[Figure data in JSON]
============

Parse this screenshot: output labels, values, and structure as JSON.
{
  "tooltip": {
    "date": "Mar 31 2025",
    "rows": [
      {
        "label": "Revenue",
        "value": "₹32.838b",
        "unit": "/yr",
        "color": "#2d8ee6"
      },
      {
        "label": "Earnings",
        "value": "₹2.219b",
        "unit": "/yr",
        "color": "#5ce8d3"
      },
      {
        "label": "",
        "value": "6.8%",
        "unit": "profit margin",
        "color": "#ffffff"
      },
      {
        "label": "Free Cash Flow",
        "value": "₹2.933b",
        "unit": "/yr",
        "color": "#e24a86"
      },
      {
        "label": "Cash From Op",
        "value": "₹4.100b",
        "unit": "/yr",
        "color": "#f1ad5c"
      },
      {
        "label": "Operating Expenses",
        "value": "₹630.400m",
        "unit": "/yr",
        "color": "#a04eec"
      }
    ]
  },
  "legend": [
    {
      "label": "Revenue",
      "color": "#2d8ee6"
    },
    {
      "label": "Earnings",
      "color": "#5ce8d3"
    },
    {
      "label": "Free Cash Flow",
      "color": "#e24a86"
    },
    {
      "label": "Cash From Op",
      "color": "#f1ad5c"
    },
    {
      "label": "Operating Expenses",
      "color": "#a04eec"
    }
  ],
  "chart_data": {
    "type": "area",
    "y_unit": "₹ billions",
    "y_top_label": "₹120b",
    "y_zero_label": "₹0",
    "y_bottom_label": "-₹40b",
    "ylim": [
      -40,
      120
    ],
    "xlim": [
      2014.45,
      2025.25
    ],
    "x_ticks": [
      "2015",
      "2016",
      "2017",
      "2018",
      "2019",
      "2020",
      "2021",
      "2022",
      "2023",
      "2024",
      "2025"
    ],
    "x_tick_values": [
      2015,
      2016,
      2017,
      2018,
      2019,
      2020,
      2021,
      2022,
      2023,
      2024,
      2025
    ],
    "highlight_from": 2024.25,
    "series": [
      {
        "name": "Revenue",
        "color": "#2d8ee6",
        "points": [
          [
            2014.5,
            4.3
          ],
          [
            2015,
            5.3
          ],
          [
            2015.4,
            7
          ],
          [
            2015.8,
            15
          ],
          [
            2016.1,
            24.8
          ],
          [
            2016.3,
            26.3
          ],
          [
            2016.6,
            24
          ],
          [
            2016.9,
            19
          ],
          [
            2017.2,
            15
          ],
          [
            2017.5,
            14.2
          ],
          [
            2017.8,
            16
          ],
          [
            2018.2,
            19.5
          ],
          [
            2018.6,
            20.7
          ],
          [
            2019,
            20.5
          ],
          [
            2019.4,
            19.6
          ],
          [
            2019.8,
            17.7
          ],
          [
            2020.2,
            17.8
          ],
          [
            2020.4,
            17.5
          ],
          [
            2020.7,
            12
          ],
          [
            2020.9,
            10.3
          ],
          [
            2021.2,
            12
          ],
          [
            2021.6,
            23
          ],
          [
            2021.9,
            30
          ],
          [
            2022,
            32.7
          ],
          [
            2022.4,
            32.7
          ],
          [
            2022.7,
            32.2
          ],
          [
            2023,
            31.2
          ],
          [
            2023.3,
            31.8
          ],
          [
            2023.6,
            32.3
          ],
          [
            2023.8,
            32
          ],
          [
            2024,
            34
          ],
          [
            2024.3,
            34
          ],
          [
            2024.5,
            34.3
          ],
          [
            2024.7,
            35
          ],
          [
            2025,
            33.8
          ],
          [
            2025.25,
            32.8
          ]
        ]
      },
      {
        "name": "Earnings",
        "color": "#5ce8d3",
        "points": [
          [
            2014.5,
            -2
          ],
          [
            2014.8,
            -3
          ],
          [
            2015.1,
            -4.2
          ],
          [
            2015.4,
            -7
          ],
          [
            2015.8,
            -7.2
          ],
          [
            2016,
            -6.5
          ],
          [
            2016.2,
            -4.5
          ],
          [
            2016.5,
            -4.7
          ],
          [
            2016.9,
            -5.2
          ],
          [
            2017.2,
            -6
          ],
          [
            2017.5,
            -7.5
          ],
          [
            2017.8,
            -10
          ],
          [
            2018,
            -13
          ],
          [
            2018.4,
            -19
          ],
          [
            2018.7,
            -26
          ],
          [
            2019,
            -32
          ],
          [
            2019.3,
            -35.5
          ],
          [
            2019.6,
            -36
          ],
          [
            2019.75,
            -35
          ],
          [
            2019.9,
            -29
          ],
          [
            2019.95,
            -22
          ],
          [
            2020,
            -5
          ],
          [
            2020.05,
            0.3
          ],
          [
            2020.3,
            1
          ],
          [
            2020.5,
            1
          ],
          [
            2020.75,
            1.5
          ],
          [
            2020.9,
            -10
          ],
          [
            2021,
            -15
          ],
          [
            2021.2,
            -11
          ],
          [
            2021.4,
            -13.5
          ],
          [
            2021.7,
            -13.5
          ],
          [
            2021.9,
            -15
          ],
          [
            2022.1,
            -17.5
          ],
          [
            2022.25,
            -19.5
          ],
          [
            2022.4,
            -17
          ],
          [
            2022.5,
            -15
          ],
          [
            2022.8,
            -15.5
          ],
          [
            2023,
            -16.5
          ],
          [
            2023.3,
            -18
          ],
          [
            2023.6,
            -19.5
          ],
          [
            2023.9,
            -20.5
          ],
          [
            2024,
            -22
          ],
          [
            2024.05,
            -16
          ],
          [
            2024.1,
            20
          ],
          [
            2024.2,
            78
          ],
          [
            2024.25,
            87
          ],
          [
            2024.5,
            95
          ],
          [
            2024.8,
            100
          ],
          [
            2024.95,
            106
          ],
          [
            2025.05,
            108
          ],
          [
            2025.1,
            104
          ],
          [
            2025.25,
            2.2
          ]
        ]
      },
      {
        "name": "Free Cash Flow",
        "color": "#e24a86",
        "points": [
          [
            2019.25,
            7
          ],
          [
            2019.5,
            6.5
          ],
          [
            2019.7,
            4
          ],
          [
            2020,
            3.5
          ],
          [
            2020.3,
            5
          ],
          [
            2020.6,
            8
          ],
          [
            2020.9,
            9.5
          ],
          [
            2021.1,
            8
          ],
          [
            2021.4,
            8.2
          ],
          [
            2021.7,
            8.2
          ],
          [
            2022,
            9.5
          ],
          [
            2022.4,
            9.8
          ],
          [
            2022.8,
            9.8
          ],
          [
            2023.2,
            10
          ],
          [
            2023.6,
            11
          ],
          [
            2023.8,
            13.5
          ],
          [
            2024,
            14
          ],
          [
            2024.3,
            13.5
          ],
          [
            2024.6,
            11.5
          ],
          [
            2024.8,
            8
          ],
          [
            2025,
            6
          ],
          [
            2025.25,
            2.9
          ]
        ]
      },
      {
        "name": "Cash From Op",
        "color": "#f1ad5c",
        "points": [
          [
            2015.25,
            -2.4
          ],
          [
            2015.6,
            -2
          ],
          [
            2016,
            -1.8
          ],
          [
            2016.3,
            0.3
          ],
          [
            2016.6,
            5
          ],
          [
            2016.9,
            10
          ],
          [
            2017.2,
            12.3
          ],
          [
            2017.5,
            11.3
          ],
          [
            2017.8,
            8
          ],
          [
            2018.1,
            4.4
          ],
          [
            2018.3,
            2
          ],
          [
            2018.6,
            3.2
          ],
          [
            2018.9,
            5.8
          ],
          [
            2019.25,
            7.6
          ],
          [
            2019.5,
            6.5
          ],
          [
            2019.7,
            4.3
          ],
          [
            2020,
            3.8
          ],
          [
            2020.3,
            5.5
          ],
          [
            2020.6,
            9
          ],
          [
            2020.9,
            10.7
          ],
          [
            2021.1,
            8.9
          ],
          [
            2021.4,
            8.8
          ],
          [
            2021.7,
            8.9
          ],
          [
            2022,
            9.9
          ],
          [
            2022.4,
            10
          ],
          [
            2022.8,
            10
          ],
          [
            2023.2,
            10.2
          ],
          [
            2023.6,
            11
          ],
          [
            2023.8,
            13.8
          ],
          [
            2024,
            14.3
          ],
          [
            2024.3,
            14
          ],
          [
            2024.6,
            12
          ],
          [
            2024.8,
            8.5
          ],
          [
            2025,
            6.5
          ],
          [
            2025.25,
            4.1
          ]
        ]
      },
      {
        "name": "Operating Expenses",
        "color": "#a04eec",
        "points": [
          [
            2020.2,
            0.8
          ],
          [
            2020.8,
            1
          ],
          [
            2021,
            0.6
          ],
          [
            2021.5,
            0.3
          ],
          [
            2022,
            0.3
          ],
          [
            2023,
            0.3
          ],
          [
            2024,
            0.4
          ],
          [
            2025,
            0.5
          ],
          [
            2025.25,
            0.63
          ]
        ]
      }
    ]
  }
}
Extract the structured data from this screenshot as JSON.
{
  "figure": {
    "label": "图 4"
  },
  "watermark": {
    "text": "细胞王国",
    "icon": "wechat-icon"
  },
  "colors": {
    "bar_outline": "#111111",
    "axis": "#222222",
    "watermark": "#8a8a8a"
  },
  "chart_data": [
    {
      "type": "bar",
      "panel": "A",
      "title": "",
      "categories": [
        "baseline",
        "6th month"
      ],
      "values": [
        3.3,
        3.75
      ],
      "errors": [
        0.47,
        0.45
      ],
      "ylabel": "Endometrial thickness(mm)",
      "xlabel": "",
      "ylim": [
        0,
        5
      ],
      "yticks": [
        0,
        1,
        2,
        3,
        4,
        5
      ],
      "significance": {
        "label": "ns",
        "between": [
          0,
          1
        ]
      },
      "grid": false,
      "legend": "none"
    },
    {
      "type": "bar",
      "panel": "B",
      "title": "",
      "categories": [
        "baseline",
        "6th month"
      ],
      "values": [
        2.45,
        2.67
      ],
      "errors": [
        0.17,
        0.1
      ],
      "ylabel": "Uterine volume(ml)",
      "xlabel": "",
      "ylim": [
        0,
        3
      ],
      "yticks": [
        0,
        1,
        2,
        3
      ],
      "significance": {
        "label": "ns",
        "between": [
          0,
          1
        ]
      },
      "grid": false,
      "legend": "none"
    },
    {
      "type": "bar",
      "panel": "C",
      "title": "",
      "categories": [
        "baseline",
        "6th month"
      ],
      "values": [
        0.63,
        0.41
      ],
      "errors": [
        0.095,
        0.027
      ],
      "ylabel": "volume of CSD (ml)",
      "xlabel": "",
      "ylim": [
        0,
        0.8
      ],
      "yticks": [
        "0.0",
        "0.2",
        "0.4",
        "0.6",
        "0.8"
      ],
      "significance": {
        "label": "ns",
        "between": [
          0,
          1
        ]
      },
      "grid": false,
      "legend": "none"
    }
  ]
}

============

For the data above, state how many lines contain "Cash"; the number is the whole answer.

_EXERCISE ANSWER_.
6